Extracted data entries:
------------------------------------
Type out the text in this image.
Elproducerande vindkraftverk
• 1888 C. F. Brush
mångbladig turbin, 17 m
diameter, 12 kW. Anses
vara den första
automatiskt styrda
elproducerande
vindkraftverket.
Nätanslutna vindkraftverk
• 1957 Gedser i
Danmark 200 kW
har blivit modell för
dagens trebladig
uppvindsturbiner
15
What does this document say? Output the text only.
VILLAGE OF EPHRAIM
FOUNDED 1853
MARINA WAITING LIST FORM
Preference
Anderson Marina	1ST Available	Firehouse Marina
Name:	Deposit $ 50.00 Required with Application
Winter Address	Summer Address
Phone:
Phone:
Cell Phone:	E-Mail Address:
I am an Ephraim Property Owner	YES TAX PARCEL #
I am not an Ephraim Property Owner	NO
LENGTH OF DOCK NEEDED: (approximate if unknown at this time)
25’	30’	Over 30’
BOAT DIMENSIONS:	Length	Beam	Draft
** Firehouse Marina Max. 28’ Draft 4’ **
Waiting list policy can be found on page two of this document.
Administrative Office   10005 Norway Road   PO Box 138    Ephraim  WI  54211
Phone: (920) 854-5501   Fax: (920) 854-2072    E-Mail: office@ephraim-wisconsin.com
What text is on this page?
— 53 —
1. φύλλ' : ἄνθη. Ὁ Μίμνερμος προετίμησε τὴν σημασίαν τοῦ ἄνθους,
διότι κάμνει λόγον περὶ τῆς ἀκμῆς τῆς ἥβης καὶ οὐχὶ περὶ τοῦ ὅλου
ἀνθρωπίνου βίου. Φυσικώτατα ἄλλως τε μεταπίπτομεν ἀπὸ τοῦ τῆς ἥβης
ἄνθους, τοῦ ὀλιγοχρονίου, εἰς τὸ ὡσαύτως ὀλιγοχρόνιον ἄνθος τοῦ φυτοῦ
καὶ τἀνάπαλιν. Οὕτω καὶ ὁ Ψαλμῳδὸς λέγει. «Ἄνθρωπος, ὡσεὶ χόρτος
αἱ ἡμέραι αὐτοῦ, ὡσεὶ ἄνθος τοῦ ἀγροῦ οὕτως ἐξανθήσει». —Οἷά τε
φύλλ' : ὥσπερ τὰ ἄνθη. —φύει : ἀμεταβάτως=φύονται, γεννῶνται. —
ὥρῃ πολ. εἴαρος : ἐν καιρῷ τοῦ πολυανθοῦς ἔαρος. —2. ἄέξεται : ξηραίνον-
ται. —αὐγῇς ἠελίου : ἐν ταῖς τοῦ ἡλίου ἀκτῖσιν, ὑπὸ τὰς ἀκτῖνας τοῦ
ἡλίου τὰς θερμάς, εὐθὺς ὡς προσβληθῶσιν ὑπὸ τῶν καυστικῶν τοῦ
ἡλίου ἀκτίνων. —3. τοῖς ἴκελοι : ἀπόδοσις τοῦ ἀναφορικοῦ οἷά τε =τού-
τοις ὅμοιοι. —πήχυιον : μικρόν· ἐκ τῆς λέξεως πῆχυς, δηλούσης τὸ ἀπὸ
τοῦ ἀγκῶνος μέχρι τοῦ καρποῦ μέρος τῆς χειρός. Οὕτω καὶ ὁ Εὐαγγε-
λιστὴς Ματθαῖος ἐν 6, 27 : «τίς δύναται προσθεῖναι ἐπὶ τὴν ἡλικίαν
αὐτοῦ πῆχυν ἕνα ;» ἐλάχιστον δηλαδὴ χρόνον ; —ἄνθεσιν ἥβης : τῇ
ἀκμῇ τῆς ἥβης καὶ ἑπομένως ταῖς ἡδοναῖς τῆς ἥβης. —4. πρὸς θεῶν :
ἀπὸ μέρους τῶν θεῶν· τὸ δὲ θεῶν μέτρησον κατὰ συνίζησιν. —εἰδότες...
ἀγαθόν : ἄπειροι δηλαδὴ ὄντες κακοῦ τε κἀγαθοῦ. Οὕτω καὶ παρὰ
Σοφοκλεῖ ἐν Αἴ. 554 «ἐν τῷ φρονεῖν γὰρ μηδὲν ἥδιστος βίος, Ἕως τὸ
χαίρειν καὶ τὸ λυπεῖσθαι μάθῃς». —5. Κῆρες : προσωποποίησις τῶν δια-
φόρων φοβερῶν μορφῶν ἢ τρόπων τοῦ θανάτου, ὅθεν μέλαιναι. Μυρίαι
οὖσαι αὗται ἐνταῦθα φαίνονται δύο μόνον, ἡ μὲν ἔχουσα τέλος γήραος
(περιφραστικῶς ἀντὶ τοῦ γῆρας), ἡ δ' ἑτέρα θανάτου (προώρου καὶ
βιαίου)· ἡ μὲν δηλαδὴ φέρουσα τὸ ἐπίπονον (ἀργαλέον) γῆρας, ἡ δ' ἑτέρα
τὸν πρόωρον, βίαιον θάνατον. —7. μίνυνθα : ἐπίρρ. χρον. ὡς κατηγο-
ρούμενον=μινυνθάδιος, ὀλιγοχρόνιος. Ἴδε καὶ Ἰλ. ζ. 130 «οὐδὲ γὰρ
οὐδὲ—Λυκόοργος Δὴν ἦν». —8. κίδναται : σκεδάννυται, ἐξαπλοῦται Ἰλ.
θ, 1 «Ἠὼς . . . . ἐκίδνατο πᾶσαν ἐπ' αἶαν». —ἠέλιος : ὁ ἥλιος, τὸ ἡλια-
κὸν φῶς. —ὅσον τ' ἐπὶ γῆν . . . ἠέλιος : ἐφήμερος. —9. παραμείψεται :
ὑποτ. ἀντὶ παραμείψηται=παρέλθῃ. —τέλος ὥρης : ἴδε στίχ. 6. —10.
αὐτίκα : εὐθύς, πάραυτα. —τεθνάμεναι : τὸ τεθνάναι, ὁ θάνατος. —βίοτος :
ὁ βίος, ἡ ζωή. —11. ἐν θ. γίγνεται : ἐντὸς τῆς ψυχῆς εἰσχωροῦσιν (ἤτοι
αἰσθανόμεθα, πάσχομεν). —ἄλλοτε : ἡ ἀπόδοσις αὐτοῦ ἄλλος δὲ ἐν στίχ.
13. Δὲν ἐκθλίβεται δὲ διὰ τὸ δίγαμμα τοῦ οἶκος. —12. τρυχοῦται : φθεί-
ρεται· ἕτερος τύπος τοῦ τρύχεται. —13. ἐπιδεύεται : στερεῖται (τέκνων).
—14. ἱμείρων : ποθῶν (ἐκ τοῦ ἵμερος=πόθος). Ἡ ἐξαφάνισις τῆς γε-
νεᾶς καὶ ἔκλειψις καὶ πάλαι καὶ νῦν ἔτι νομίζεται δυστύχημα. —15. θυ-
------------------------------------
Go through the listing and print each line exactly as it appears.

Type out the text in this image.
Elproducerande vindkraftverk
• 1888 C. F. Brush
mångbladig turbin, 17 m
diameter, 12 kW. Anses
vara den första
automatiskt styrda
elproducerande
vindkraftverket.
Nätanslutna vindkraftverk
• 1957 Gedser i
Danmark 200 kW
har blivit modell för
dagens trebladig
uppvindsturbiner
15
What does this document say? Output the text only.
VILLAGE OF EPHRAIM
FOUNDED 1853
MARINA WAITING LIST FORM
Preference
Anderson Marina	1ST Available	Firehouse Marina
Name:	Deposit $ 50.00 Required with Application
Winter Address	Summer Address
Phone:
Phone:
Cell Phone:	E-Mail Address:
I am an Ephraim Property Owner	YES TAX PARCEL #
I am not an Ephraim Property Owner	NO
LENGTH OF DOCK NEEDED: (approximate if unknown at this time)
25’	30’	Over 30’
BOAT DIMENSIONS:	Length	Beam	Draft
** Firehouse Marina Max. 28’ Draft 4’ **
Waiting list policy can be found on page two of this document.
Administrative Office   10005 Norway Road   PO Box 138    Ephraim  WI  54211
Phone: (920) 854-5501   Fax: (920) 854-2072    E-Mail: office@ephraim-wisconsin.com
What text is on this page?
— 53 —
1. φύλλ' : ἄνθη. Ὁ Μίμνερμος προετίμησε τὴν σημασίαν τοῦ ἄνθους,
διότι κάμνει λόγον περὶ τῆς ἀκμῆς τῆς ἥβης καὶ οὐχὶ περὶ τοῦ ὅλου
ἀνθρωπίνου βίου. Φυσικώτατα ἄλλως τε μεταπίπτομεν ἀπὸ τοῦ τῆς ἥβης
ἄνθους, τοῦ ὀλιγοχρονίου, εἰς τὸ ὡσαύτως ὀλιγοχρόνιον ἄνθος τοῦ φυτοῦ
καὶ τἀνάπαλιν. Οὕτω καὶ ὁ Ψαλμῳδὸς λέγει. «Ἄνθρωπος, ὡσεὶ χόρτος
αἱ ἡμέραι αὐτοῦ, ὡσεὶ ἄνθος τοῦ ἀγροῦ οὕτως ἐξανθήσει». —Οἷά τε
φύλλ' : ὥσπερ τὰ ἄνθη. —φύει : ἀμεταβάτως=φύονται, γεννῶνται. —
ὥρῃ πολ. εἴαρος : ἐν καιρῷ τοῦ πολυανθοῦς ἔαρος. —2. ἄέξεται : ξηραίνον-
ται. —αὐγῇς ἠελίου : ἐν ταῖς τοῦ ἡλίου ἀκτῖσιν, ὑπὸ τὰς ἀκτῖνας τοῦ
ἡλίου τὰς θερμάς, εὐθὺς ὡς προσβληθῶσιν ὑπὸ τῶν καυστικῶν τοῦ
ἡλίου ἀκτίνων. —3. τοῖς ἴκελοι : ἀπόδοσις τοῦ ἀναφορικοῦ οἷά τε =τού-
τοις ὅμοιοι. —πήχυιον : μικρόν· ἐκ τῆς λέξεως πῆχυς, δηλούσης τὸ ἀπὸ
τοῦ ἀγκῶνος μέχρι τοῦ καρποῦ μέρος τῆς χειρός. Οὕτω καὶ ὁ Εὐαγγε-
λιστὴς Ματθαῖος ἐν 6, 27 : «τίς δύναται προσθεῖναι ἐπὶ τὴν ἡλικίαν
αὐτοῦ πῆχυν ἕνα ;» ἐλάχιστον δηλαδὴ χρόνον ; —ἄνθεσιν ἥβης : τῇ
ἀκμῇ τῆς ἥβης καὶ ἑπομένως ταῖς ἡδοναῖς τῆς ἥβης. —4. πρὸς θεῶν :
ἀπὸ μέρους τῶν θεῶν· τὸ δὲ θεῶν μέτρησον κατὰ συνίζησιν. —εἰδότες...
ἀγαθόν : ἄπειροι δηλαδὴ ὄντες κακοῦ τε κἀγαθοῦ. Οὕτω καὶ παρὰ
Σοφοκλεῖ ἐν Αἴ. 554 «ἐν τῷ φρονεῖν γὰρ μηδὲν ἥδιστος βίος, Ἕως τὸ
χαίρειν καὶ τὸ λυπεῖσθαι μάθῃς». —5. Κῆρες : προσωποποίησις τῶν δια-
φόρων φοβερῶν μορφῶν ἢ τρόπων τοῦ θανάτου, ὅθεν μέλαιναι. Μυρίαι
οὖσαι αὗται ἐνταῦθα φαίνονται δύο μόνον, ἡ μὲν ἔχουσα τέλος γήραος
(περιφραστικῶς ἀντὶ τοῦ γῆρας), ἡ δ' ἑτέρα θανάτου (προώρου καὶ
βιαίου)· ἡ μὲν δηλαδὴ φέρουσα τὸ ἐπίπονον (ἀργαλέον) γῆρας, ἡ δ' ἑτέρα
τὸν πρόωρον, βίαιον θάνατον. —7. μίνυνθα : ἐπίρρ. χρον. ὡς κατηγο-
ρούμενον=μινυνθάδιος, ὀλιγοχρόνιος. Ἴδε καὶ Ἰλ. ζ. 130 «οὐδὲ γὰρ
οὐδὲ—Λυκόοργος Δὴν ἦν». —8. κίδναται : σκεδάννυται, ἐξαπλοῦται Ἰλ.
θ, 1 «Ἠὼς . . . . ἐκίδνατο πᾶσαν ἐπ' αἶαν». —ἠέλιος : ὁ ἥλιος, τὸ ἡλια-
κὸν φῶς. —ὅσον τ' ἐπὶ γῆν . . . ἠέλιος : ἐφήμερος. —9. παραμείψεται :
ὑποτ. ἀντὶ παραμείψηται=παρέλθῃ. —τέλος ὥρης : ἴδε στίχ. 6. —10.
αὐτίκα : εὐθύς, πάραυτα. —τεθνάμεναι : τὸ τεθνάναι, ὁ θάνατος. —βίοτος :
ὁ βίος, ἡ ζωή. —11. ἐν θ. γίγνεται : ἐντὸς τῆς ψυχῆς εἰσχωροῦσιν (ἤτοι
αἰσθανόμεθα, πάσχομεν). —ἄλλοτε : ἡ ἀπόδοσις αὐτοῦ ἄλλος δὲ ἐν στίχ.
13. Δὲν ἐκθλίβεται δὲ διὰ τὸ δίγαμμα τοῦ οἶκος. —12. τρυχοῦται : φθεί-
ρεται· ἕτερος τύπος τοῦ τρύχεται. —13. ἐπιδεύεται : στερεῖται (τέκνων).
—14. ἱμείρων : ποθῶν (ἐκ τοῦ ἵμερος=πόθος). Ἡ ἐξαφάνισις τῆς γε-
νεᾶς καὶ ἔκλειψις καὶ πάλαι καὶ νῦν ἔτι νομίζεται δυστύχημα. —15. θυ-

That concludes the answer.